### Material to process
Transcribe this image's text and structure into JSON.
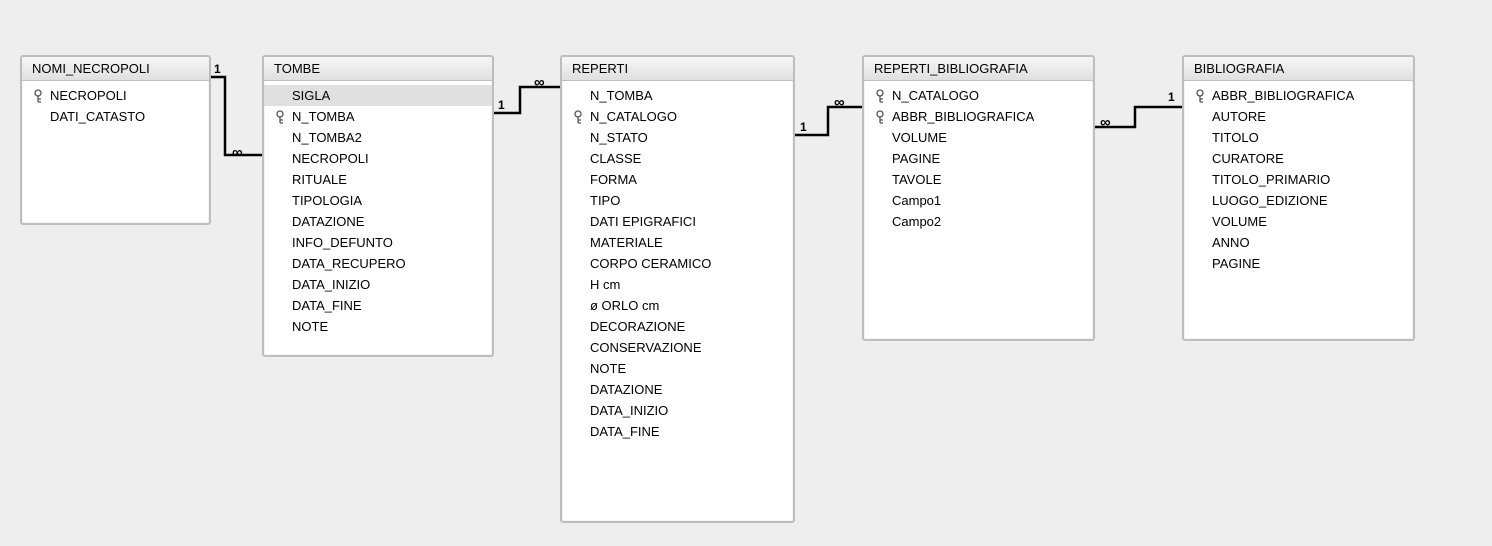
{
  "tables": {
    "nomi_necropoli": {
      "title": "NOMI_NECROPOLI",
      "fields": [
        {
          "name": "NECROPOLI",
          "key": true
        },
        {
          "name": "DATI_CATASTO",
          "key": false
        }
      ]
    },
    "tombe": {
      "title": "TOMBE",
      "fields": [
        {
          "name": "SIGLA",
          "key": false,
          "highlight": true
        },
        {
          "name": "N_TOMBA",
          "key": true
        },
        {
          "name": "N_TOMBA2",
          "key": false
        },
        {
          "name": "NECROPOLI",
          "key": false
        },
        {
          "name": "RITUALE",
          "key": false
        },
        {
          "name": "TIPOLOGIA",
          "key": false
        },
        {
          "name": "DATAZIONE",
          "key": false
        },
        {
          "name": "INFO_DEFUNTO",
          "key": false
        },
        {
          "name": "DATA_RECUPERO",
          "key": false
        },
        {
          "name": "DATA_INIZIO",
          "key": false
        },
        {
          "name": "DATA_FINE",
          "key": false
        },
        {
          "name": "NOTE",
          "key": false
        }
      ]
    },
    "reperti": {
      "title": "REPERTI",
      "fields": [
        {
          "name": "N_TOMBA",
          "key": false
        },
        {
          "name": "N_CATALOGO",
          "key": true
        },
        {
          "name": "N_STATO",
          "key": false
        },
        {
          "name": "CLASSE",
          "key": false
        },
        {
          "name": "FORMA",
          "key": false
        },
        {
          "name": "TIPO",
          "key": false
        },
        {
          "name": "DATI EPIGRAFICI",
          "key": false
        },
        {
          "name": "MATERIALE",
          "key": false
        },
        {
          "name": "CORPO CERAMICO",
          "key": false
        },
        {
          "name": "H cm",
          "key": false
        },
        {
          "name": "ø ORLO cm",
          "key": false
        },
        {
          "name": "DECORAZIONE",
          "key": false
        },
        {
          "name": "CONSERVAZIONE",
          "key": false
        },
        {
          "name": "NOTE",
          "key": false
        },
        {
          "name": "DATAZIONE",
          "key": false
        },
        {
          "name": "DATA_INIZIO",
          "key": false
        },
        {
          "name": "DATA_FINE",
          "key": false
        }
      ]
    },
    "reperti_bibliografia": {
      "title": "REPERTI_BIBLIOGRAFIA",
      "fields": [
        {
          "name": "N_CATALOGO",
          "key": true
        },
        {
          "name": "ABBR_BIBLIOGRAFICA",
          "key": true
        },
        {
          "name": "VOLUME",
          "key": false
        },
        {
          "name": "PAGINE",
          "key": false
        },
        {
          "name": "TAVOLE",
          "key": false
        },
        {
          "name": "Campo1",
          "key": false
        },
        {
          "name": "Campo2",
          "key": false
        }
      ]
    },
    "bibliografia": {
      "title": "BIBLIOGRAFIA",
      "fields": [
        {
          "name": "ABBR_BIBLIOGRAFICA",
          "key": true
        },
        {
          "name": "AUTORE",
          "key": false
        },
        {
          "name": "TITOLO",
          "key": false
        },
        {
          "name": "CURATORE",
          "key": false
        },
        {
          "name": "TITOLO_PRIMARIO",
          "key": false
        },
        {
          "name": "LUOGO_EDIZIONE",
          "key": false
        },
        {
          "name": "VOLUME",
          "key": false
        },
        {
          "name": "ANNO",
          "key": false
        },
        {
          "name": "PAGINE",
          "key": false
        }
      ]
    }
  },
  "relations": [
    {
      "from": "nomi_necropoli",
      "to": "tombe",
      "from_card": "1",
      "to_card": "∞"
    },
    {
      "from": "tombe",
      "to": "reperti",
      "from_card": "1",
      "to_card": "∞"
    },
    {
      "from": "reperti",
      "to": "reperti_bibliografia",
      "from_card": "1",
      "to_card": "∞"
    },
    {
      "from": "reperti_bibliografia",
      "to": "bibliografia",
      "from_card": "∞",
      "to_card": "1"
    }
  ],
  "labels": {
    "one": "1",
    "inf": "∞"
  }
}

### Work to do
Quote the records in their entirety, keeping the wording exact and excluding pictures.

### Exercise answer
Transcribe this image's text and structure into JSON.
{
  "tables": {
    "nomi_necropoli": {
      "title": "NOMI_NECROPOLI",
      "fields": [
        {
          "name": "NECROPOLI",
          "key": true
        },
        {
          "name": "DATI_CATASTO",
          "key": false
        }
      ]
    },
    "tombe": {
      "title": "TOMBE",
      "fields": [
        {
          "name": "SIGLA",
          "key": false,
          "highlight": true
        },
        {
          "name": "N_TOMBA",
          "key": true
        },
        {
          "name": "N_TOMBA2",
          "key": false
        },
        {
          "name": "NECROPOLI",
          "key": false
        },
        {
          "name": "RITUALE",
          "key": false
        },
        {
          "name": "TIPOLOGIA",
          "key": false
        },
        {
          "name": "DATAZIONE",
          "key": false
        },
        {
          "name": "INFO_DEFUNTO",
          "key": false
        },
        {
          "name": "DATA_RECUPERO",
          "key": false
        },
        {
          "name": "DATA_INIZIO",
          "key": false
        },
        {
          "name": "DATA_FINE",
          "key": false
        },
        {
          "name": "NOTE",
          "key": false
        }
      ]
    },
    "reperti": {
      "title": "REPERTI",
      "fields": [
        {
          "name": "N_TOMBA",
          "key": false
        },
        {
          "name": "N_CATALOGO",
          "key": true
        },
        {
          "name": "N_STATO",
          "key": false
        },
        {
          "name": "CLASSE",
          "key": false
        },
        {
          "name": "FORMA",
          "key": false
        },
        {
          "name": "TIPO",
          "key": false
        },
        {
          "name": "DATI EPIGRAFICI",
          "key": false
        },
        {
          "name": "MATERIALE",
          "key": false
        },
        {
          "name": "CORPO CERAMICO",
          "key": false
        },
        {
          "name": "H cm",
          "key": false
        },
        {
          "name": "ø ORLO cm",
          "key": false
        },
        {
          "name": "DECORAZIONE",
          "key": false
        },
        {
          "name": "CONSERVAZIONE",
          "key": false
        },
        {
          "name": "NOTE",
          "key": false
        },
        {
          "name": "DATAZIONE",
          "key": false
        },
        {
          "name": "DATA_INIZIO",
          "key": false
        },
        {
          "name": "DATA_FINE",
          "key": false
        }
      ]
    },
    "reperti_bibliografia": {
      "title": "REPERTI_BIBLIOGRAFIA",
      "fields": [
        {
          "name": "N_CATALOGO",
          "key": true
        },
        {
          "name": "ABBR_BIBLIOGRAFICA",
          "key": true
        },
        {
          "name": "VOLUME",
          "key": false
        },
        {
          "name": "PAGINE",
          "key": false
        },
        {
          "name": "TAVOLE",
          "key": false
        },
        {
          "name": "Campo1",
          "key": false
        },
        {
          "name": "Campo2",
          "key": false
        }
      ]
    },
    "bibliografia": {
      "title": "BIBLIOGRAFIA",
      "fields": [
        {
          "name": "ABBR_BIBLIOGRAFICA",
          "key": true
        },
        {
          "name": "AUTORE",
          "key": false
        },
        {
          "name": "TITOLO",
          "key": false
        },
        {
          "name": "CURATORE",
          "key": false
        },
        {
          "name": "TITOLO_PRIMARIO",
          "key": false
        },
        {
          "name": "LUOGO_EDIZIONE",
          "key": false
        },
        {
          "name": "VOLUME",
          "key": false
        },
        {
          "name": "ANNO",
          "key": false
        },
        {
          "name": "PAGINE",
          "key": false
        }
      ]
    }
  },
  "relations": [
    {
      "from": "nomi_necropoli",
      "to": "tombe",
      "from_card": "1",
      "to_card": "∞"
    },
    {
      "from": "tombe",
      "to": "reperti",
      "from_card": "1",
      "to_card": "∞"
    },
    {
      "from": "reperti",
      "to": "reperti_bibliografia",
      "from_card": "1",
      "to_card": "∞"
    },
    {
      "from": "reperti_bibliografia",
      "to": "bibliografia",
      "from_card": "∞",
      "to_card": "1"
    }
  ],
  "labels": {
    "one": "1",
    "inf": "∞"
  }
}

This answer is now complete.